Task requirements – Tally the lines with the word "functionalized" and report the number alone.

── Records for the exercise ──

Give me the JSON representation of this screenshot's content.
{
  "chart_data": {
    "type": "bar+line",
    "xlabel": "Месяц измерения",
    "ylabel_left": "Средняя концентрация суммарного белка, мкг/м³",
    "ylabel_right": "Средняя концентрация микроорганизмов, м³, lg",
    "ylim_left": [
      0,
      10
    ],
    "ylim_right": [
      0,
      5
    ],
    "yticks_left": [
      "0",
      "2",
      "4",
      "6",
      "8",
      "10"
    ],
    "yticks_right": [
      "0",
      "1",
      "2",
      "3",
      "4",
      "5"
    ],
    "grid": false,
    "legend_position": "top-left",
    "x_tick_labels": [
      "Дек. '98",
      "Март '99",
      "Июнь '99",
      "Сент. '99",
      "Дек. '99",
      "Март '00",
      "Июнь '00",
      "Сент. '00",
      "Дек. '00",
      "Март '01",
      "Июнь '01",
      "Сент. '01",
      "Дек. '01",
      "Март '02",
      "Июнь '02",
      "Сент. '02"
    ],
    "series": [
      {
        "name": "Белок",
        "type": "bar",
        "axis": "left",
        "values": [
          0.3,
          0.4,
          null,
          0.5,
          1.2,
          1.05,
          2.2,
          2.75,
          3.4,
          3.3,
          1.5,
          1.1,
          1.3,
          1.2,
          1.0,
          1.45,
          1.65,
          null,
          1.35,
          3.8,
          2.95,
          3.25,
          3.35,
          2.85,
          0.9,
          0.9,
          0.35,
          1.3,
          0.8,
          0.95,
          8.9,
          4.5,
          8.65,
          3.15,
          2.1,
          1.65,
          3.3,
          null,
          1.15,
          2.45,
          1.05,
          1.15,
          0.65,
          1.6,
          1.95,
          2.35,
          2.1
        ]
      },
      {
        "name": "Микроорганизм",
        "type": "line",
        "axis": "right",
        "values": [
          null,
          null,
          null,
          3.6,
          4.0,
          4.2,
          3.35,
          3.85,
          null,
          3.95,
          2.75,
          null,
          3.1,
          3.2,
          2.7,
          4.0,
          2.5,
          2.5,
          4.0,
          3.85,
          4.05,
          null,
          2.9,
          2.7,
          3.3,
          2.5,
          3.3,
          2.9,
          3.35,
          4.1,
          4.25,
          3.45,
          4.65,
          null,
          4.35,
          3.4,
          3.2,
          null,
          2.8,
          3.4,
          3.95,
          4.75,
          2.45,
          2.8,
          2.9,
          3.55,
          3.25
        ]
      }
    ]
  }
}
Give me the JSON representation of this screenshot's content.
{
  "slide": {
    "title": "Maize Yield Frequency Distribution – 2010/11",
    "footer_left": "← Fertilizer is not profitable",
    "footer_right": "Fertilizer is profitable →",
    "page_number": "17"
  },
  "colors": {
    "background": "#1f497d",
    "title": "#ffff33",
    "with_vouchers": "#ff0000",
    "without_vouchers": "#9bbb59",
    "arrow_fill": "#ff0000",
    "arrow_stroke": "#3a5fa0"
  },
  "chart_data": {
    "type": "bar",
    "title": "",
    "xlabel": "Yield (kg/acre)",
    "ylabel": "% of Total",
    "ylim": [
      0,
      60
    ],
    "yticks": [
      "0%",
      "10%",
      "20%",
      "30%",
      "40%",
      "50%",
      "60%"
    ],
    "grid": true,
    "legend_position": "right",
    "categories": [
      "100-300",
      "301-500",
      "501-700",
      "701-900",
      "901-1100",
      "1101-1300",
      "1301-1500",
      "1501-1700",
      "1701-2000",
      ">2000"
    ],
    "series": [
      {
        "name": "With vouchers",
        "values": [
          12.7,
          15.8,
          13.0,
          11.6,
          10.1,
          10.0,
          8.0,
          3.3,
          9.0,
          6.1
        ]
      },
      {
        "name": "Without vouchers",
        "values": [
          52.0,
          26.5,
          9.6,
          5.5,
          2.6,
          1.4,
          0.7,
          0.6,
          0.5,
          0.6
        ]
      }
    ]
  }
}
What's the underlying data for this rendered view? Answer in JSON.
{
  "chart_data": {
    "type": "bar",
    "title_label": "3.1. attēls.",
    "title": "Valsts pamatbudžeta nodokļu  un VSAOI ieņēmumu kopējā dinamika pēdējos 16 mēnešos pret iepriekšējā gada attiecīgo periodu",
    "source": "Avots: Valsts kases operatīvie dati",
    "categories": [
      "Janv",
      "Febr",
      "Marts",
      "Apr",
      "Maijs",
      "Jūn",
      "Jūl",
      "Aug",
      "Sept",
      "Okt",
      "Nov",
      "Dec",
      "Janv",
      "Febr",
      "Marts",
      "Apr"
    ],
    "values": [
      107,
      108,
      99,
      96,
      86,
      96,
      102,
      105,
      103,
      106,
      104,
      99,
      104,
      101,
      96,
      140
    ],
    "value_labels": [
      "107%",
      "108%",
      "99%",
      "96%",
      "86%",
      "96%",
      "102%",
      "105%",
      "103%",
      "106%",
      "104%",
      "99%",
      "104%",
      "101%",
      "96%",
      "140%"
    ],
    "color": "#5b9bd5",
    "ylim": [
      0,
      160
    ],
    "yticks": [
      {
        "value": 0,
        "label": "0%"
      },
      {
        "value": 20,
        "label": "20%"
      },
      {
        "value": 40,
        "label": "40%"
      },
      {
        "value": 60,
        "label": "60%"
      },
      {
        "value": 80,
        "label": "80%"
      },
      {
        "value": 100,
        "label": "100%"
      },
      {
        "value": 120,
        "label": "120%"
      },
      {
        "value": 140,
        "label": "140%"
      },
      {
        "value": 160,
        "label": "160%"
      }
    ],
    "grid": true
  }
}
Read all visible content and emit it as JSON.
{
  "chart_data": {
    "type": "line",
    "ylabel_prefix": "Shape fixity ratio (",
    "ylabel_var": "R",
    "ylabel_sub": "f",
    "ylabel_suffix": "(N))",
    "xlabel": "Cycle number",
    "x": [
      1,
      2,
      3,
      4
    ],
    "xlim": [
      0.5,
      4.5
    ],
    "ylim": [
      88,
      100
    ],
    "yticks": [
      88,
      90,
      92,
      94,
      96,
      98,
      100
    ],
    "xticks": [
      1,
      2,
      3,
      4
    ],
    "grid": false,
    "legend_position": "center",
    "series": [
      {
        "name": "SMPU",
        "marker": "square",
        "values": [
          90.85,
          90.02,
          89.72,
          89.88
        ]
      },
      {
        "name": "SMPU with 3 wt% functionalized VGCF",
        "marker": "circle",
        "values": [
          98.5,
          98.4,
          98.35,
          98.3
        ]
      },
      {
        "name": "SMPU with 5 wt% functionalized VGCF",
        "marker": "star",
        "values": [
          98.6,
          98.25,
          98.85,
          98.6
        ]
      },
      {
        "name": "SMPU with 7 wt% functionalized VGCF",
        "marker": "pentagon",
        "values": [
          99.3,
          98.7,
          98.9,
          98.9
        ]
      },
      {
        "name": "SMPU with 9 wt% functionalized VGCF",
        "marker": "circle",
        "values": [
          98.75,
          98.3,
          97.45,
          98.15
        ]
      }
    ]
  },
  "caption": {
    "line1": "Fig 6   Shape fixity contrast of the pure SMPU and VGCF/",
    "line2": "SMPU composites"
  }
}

───

Solution to the exercise – 4